Written task = Pick out each line in these entries that contains the string "Bellevedere".

Raw records =
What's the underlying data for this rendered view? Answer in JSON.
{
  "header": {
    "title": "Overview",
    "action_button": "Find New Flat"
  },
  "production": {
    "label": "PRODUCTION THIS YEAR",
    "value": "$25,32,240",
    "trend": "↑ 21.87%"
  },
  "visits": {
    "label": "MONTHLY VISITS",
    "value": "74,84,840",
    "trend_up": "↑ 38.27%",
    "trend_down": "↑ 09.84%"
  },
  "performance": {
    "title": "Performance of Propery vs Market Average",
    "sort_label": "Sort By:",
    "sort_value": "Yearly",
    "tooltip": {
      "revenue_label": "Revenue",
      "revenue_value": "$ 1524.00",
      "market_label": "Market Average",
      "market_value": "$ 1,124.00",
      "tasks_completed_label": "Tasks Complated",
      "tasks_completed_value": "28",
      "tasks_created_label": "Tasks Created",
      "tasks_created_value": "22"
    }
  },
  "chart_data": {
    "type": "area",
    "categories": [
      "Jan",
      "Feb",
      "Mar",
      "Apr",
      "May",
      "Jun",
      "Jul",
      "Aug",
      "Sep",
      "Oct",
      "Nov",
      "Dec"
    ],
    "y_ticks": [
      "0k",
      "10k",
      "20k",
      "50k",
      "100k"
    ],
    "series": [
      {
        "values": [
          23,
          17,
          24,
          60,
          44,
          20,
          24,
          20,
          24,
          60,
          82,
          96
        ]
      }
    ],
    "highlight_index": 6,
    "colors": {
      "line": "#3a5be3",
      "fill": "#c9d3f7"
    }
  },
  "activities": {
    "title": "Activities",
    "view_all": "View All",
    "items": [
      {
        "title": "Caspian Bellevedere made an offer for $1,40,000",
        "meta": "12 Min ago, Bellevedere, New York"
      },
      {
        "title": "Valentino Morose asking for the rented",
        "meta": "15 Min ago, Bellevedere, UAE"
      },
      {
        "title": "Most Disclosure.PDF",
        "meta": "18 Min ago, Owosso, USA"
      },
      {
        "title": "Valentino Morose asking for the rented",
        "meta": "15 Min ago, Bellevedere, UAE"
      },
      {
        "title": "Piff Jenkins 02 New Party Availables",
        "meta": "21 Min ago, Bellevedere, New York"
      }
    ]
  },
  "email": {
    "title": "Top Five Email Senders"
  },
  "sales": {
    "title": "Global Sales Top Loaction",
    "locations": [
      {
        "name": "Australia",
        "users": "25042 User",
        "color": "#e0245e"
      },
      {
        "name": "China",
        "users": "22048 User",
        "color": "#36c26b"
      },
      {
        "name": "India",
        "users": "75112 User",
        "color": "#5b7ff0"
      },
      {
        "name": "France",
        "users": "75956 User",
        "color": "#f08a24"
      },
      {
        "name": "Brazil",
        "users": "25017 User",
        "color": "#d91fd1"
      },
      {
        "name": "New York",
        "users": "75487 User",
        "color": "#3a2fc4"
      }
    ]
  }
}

Result for this task =
        "title": "Caspian Bellevedere made an offer for $1,40,000",
        "meta": "12 Min ago, Bellevedere, New York"
        "meta": "15 Min ago, Bellevedere, UAE"
        "meta": "15 Min ago, Bellevedere, UAE"
        "meta": "21 Min ago, Bellevedere, New York"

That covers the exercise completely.